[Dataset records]
[BEGIN]

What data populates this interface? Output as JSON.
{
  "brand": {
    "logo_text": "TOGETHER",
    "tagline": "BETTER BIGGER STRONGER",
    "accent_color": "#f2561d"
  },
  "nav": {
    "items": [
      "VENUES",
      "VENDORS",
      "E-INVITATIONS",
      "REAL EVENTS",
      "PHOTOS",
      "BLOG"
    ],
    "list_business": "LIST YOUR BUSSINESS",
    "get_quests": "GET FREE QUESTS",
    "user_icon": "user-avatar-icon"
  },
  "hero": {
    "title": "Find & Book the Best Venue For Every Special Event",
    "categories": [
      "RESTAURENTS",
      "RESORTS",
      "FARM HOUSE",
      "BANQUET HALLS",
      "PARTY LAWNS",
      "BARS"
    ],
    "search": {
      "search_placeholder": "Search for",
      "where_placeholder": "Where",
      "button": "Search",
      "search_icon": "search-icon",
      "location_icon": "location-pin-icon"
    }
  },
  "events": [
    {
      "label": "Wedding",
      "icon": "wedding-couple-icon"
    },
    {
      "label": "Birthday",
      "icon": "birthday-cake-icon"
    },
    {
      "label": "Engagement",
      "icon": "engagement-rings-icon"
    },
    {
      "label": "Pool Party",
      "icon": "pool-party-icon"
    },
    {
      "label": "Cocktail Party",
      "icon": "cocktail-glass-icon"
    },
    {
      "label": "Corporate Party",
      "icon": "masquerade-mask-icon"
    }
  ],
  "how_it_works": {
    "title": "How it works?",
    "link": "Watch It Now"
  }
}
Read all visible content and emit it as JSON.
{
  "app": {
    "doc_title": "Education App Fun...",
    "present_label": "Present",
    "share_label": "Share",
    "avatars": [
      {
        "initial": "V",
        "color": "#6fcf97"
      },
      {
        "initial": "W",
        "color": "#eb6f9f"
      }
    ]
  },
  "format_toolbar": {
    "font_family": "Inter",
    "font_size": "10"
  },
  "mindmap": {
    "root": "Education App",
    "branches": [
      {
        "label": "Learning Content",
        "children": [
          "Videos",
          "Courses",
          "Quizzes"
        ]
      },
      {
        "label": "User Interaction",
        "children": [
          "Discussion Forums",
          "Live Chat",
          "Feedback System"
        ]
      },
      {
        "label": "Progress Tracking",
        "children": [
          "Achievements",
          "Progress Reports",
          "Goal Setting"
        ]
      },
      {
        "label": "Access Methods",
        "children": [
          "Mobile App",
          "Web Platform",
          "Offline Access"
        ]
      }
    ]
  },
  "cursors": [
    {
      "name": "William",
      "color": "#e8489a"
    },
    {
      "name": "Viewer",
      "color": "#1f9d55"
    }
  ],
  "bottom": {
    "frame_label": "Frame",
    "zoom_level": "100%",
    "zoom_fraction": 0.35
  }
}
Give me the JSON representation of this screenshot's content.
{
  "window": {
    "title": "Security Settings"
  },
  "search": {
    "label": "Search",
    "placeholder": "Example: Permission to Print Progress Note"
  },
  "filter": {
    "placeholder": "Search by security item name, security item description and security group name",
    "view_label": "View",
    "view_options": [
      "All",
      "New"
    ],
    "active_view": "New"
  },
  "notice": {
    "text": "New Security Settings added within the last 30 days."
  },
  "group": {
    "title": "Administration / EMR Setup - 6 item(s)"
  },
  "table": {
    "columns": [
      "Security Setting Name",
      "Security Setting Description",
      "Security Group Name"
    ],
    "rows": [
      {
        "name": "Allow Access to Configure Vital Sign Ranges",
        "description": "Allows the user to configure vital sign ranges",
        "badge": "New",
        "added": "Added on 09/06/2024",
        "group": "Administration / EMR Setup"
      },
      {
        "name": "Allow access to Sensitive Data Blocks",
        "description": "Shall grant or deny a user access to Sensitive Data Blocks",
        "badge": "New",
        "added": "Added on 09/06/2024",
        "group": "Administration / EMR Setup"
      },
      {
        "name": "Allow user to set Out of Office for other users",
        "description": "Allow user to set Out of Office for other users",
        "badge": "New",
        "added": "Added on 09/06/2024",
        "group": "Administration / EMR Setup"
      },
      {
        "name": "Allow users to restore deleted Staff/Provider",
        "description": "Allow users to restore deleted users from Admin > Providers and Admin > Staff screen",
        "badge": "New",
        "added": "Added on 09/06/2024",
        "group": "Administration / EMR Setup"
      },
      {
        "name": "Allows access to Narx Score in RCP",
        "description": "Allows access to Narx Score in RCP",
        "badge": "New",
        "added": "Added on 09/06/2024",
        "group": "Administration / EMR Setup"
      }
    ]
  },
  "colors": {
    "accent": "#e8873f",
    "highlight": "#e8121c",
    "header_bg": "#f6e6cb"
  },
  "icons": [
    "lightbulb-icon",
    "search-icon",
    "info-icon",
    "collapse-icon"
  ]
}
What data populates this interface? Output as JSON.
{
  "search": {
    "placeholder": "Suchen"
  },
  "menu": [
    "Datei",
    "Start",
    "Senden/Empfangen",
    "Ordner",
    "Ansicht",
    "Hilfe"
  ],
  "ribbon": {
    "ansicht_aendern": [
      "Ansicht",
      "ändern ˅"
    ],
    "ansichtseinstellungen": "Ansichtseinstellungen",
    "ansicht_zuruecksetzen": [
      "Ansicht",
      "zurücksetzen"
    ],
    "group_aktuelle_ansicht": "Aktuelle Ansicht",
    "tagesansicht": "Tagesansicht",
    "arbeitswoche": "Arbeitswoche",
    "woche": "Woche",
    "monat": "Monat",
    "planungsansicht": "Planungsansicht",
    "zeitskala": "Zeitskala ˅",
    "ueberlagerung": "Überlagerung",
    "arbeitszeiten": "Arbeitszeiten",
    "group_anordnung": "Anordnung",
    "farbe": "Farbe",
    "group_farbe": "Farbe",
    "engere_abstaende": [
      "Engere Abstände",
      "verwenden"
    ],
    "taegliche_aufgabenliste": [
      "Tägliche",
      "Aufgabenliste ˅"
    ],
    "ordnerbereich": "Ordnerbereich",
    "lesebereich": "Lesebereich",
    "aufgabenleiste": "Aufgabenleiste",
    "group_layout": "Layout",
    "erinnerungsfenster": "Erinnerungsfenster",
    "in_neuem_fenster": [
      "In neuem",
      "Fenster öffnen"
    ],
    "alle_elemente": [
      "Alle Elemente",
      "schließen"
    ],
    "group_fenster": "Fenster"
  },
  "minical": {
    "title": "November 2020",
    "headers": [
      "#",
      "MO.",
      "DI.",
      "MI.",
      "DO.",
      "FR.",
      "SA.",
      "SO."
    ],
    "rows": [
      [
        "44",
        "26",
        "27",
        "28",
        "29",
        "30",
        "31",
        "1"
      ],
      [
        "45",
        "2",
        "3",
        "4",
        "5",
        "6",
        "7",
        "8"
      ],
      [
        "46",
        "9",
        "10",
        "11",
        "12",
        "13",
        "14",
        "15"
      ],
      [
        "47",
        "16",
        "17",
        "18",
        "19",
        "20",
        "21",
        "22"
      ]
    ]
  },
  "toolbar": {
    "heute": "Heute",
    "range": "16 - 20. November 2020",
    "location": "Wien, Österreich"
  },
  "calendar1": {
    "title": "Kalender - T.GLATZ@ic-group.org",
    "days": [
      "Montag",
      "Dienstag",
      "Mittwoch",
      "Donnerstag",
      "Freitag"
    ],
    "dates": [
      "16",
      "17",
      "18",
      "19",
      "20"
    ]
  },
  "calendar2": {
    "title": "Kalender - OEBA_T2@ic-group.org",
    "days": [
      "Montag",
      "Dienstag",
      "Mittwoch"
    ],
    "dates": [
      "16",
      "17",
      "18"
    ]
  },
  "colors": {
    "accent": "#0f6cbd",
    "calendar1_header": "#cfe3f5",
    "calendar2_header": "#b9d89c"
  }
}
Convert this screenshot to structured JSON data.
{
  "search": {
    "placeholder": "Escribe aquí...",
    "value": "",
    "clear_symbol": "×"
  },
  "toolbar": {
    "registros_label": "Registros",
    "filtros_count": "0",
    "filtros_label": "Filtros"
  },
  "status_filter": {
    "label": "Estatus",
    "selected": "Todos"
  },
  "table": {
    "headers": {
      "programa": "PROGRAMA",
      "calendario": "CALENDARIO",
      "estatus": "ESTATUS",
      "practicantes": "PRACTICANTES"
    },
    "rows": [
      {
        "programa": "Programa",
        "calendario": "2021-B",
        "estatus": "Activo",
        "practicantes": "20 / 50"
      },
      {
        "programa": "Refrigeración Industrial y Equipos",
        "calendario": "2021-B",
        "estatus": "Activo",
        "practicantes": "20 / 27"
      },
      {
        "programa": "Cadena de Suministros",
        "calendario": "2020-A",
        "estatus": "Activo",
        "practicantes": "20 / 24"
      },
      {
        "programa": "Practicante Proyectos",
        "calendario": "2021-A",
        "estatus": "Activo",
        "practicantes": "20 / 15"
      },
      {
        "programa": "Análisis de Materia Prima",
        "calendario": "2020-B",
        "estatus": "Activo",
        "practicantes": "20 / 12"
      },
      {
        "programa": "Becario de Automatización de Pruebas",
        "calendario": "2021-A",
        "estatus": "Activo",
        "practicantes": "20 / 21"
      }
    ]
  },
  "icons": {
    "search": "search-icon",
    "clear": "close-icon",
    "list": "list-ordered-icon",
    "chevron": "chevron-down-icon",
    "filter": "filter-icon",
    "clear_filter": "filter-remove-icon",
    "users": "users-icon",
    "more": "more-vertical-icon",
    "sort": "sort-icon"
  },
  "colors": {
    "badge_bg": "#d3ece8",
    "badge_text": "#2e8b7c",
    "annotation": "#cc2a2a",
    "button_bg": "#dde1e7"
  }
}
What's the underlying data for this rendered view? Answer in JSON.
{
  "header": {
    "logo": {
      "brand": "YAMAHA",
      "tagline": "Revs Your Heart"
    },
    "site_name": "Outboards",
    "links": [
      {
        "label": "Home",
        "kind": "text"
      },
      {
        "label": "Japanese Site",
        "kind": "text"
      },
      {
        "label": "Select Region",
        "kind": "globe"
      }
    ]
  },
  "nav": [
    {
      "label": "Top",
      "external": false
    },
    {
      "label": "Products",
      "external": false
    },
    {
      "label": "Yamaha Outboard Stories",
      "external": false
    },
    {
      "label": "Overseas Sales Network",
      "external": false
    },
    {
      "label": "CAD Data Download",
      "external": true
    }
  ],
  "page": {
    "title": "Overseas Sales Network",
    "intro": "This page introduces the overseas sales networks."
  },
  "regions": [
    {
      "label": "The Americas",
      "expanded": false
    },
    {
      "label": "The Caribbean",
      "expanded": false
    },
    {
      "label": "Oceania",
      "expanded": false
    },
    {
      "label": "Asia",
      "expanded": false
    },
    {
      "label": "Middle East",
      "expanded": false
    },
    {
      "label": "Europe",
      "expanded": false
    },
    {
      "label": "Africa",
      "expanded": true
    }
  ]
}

[END]

*PROBLEM TO SOLVE*
Go through the listing above and return every line where the word "Progress" occurs.

*FINAL RESULT*
        "label": "Progress Tracking",
          "Progress Reports",
    "placeholder": "Example: Permission to Print Progress Note"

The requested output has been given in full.